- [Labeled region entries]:
──────
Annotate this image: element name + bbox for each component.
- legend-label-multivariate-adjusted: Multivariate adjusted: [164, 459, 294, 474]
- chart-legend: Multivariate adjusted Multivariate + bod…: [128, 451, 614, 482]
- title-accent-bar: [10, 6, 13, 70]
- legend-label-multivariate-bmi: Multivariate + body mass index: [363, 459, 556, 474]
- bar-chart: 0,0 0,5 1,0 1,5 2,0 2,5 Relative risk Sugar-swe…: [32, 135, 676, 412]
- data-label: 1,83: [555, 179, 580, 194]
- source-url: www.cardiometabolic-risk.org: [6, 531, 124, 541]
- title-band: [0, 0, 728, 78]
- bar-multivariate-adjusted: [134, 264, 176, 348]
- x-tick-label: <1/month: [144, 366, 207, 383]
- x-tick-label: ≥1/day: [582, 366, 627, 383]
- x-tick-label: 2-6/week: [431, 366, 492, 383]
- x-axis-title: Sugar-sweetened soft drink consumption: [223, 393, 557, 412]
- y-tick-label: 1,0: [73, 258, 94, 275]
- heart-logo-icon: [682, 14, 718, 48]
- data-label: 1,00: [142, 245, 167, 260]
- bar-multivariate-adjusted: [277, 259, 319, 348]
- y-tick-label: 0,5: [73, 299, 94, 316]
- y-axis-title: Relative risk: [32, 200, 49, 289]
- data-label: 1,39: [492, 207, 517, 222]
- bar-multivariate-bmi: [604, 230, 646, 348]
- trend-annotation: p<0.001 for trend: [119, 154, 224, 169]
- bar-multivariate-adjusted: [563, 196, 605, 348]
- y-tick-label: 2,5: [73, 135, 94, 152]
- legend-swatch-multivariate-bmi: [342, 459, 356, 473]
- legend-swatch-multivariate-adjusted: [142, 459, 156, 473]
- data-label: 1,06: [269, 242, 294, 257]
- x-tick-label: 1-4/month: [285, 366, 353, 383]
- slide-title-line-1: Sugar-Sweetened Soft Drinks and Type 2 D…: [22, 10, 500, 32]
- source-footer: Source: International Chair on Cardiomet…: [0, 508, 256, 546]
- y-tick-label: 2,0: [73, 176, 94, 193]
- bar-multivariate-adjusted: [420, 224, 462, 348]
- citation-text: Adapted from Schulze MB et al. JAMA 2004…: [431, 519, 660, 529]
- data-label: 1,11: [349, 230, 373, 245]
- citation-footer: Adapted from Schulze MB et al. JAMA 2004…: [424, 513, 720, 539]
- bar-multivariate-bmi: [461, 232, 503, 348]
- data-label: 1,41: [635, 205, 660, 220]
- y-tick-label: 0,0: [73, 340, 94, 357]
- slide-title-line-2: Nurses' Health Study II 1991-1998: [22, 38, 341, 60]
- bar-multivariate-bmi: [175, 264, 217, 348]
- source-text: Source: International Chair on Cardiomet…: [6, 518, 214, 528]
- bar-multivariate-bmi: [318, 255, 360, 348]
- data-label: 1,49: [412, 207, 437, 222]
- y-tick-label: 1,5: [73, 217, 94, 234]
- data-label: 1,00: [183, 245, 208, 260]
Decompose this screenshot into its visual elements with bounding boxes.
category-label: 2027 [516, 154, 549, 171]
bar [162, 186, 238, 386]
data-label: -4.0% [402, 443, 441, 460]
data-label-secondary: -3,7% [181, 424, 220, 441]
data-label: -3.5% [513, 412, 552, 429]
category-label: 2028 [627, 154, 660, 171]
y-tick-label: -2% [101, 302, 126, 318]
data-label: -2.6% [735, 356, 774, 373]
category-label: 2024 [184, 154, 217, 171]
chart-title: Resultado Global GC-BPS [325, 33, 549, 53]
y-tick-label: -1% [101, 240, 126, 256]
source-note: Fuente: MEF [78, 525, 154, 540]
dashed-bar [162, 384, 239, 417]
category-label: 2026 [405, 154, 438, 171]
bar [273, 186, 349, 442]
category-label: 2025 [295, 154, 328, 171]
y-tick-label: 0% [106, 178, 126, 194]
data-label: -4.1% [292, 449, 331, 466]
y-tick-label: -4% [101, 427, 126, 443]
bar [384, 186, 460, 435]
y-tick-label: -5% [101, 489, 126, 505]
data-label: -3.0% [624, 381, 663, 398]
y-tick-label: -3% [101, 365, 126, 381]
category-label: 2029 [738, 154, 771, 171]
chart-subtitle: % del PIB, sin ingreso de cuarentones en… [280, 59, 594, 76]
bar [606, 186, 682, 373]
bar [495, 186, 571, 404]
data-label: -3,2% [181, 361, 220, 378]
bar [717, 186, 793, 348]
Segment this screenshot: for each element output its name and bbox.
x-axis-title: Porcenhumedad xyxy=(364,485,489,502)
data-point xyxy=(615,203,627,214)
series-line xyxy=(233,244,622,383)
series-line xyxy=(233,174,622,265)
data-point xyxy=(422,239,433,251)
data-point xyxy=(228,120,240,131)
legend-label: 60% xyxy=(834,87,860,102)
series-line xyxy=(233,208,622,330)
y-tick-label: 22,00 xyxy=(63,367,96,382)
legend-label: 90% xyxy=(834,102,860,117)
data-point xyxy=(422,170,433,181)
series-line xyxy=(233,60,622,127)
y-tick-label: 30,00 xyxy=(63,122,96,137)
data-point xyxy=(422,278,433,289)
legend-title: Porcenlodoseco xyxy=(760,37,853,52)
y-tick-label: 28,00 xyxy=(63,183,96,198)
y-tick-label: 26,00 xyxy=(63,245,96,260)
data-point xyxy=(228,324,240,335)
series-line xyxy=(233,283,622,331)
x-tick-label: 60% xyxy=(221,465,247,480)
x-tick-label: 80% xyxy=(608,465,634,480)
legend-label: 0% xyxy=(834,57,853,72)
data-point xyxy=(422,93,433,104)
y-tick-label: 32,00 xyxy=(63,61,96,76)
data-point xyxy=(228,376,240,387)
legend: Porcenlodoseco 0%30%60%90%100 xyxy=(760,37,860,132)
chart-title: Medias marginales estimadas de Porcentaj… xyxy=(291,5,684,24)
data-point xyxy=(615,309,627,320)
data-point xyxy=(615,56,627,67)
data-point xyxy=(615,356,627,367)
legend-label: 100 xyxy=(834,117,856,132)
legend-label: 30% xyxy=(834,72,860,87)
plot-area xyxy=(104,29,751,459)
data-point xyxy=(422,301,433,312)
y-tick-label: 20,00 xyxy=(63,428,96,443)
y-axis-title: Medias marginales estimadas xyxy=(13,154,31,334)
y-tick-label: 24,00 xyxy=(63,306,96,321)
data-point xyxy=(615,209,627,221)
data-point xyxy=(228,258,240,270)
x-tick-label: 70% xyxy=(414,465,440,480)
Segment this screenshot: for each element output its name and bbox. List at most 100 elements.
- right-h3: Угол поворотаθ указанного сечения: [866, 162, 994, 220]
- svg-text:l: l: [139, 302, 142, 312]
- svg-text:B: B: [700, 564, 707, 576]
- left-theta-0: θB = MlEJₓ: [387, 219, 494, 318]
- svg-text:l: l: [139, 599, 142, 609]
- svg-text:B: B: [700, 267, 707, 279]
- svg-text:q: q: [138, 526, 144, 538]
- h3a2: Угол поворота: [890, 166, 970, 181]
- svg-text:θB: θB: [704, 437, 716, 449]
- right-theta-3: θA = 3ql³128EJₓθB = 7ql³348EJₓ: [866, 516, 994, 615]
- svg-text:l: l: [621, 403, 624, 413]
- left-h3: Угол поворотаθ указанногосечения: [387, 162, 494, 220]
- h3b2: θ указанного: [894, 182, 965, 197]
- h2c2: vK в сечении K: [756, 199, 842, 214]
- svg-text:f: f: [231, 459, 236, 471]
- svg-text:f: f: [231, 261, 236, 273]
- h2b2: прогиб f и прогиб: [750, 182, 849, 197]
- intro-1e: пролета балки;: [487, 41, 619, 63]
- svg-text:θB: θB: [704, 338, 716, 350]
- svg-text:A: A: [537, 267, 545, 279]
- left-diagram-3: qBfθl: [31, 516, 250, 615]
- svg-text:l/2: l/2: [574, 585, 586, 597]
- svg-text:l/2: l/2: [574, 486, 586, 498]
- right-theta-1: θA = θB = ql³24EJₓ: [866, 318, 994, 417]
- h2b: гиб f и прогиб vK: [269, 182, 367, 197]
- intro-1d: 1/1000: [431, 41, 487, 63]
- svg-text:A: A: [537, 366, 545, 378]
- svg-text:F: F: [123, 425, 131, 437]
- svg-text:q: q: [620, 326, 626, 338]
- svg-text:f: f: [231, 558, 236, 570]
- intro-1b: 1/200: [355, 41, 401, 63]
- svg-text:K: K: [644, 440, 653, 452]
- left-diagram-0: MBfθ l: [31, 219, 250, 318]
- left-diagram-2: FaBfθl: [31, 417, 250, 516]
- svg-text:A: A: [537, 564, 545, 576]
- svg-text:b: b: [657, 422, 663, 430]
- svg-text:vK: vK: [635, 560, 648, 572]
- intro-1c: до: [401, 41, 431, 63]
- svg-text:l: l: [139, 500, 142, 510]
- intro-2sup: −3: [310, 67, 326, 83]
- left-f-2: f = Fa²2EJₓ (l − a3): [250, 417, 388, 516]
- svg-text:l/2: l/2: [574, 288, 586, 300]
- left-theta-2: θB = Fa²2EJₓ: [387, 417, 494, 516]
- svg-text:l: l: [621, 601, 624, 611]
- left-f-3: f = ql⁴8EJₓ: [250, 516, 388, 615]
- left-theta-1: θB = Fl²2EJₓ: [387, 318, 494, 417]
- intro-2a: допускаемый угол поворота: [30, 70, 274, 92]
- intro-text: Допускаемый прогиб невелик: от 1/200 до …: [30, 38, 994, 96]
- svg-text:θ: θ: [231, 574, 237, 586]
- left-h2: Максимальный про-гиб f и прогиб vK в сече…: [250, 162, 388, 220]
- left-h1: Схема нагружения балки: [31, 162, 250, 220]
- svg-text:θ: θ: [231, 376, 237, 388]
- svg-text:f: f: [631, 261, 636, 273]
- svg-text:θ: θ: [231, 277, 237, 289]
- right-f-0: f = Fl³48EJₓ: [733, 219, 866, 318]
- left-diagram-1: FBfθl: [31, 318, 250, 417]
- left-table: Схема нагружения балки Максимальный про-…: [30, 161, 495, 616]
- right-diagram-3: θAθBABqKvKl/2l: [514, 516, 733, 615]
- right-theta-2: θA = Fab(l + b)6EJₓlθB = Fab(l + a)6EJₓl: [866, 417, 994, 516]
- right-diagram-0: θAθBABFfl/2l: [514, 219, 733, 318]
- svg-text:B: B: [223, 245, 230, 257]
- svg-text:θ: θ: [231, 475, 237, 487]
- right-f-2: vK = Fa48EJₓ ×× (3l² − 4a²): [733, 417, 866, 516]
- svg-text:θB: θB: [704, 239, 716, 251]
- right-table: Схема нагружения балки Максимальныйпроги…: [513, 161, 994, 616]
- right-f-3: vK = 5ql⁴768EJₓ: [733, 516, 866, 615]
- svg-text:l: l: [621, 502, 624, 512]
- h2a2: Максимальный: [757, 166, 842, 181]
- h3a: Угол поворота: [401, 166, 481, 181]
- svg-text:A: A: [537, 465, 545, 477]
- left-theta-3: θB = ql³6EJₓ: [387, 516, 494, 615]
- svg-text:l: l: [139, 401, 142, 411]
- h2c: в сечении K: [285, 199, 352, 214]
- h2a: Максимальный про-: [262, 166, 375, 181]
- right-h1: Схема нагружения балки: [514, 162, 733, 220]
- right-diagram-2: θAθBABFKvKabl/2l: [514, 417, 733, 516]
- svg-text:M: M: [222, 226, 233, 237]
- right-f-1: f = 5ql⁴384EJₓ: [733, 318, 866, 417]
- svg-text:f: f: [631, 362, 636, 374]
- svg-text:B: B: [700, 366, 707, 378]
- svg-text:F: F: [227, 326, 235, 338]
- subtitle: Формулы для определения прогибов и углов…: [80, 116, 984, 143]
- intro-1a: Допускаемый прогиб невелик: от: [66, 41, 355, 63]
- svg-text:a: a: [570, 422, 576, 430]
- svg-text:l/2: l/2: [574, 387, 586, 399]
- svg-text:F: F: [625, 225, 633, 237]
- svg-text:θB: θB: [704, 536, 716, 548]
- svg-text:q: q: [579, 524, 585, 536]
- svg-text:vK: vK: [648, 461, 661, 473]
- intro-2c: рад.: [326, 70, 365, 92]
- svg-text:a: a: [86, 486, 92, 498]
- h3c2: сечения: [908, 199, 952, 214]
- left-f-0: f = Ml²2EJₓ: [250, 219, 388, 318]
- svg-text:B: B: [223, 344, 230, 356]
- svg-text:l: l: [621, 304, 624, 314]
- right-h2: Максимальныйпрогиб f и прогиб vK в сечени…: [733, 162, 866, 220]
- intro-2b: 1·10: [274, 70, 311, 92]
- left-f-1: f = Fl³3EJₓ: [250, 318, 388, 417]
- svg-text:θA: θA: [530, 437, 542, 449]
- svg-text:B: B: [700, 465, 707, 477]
──────
- [Job]: Starting at the top of the entries and stopping after the line that contains "- slide-title-line-1: Sugar-Sweetened", write those lines out again, substituting "x-axis-tick" for each occurrence of "x-tick-label" and keeping everything else the same.

- [In response]:
Annotate this image: element name + bbox for each component.
- legend-label-multivariate-adjusted: Multivariate adjusted: [164, 459, 294, 474]
- chart-legend: Multivariate adjusted Multivariate + bod…: [128, 451, 614, 482]
- title-accent-bar: [10, 6, 13, 70]
- legend-label-multivariate-bmi: Multivariate + body mass index: [363, 459, 556, 474]
- bar-chart: 0,0 0,5 1,0 1,5 2,0 2,5 Relative risk Sugar-swe…: [32, 135, 676, 412]
- data-label: 1,83: [555, 179, 580, 194]
- source-url: www.cardiometabolic-risk.org: [6, 531, 124, 541]
- title-band: [0, 0, 728, 78]
- bar-multivariate-adjusted: [134, 264, 176, 348]
- x-axis-tick: <1/month: [144, 366, 207, 383]
- x-axis-tick: ≥1/day: [582, 366, 627, 383]
- x-axis-tick: 2-6/week: [431, 366, 492, 383]
- x-axis-title: Sugar-sweetened soft drink consumption: [223, 393, 557, 412]
- y-tick-label: 1,0: [73, 258, 94, 275]
- heart-logo-icon: [682, 14, 718, 48]
- data-label: 1,00: [142, 245, 167, 260]
- bar-multivariate-adjusted: [277, 259, 319, 348]
- y-tick-label: 0,5: [73, 299, 94, 316]
- y-axis-title: Relative risk: [32, 200, 49, 289]
- data-label: 1,39: [492, 207, 517, 222]
- bar-multivariate-bmi: [604, 230, 646, 348]
- trend-annotation: p<0.001 for trend: [119, 154, 224, 169]
- bar-multivariate-adjusted: [563, 196, 605, 348]
- y-tick-label: 2,5: [73, 135, 94, 152]
- legend-swatch-multivariate-bmi: [342, 459, 356, 473]
- legend-swatch-multivariate-adjusted: [142, 459, 156, 473]
- data-label: 1,06: [269, 242, 294, 257]
- x-axis-tick: 1-4/month: [285, 366, 353, 383]
- slide-title-line-1: Sugar-Sweetened Soft Drinks and Type 2 D…: [22, 10, 500, 32]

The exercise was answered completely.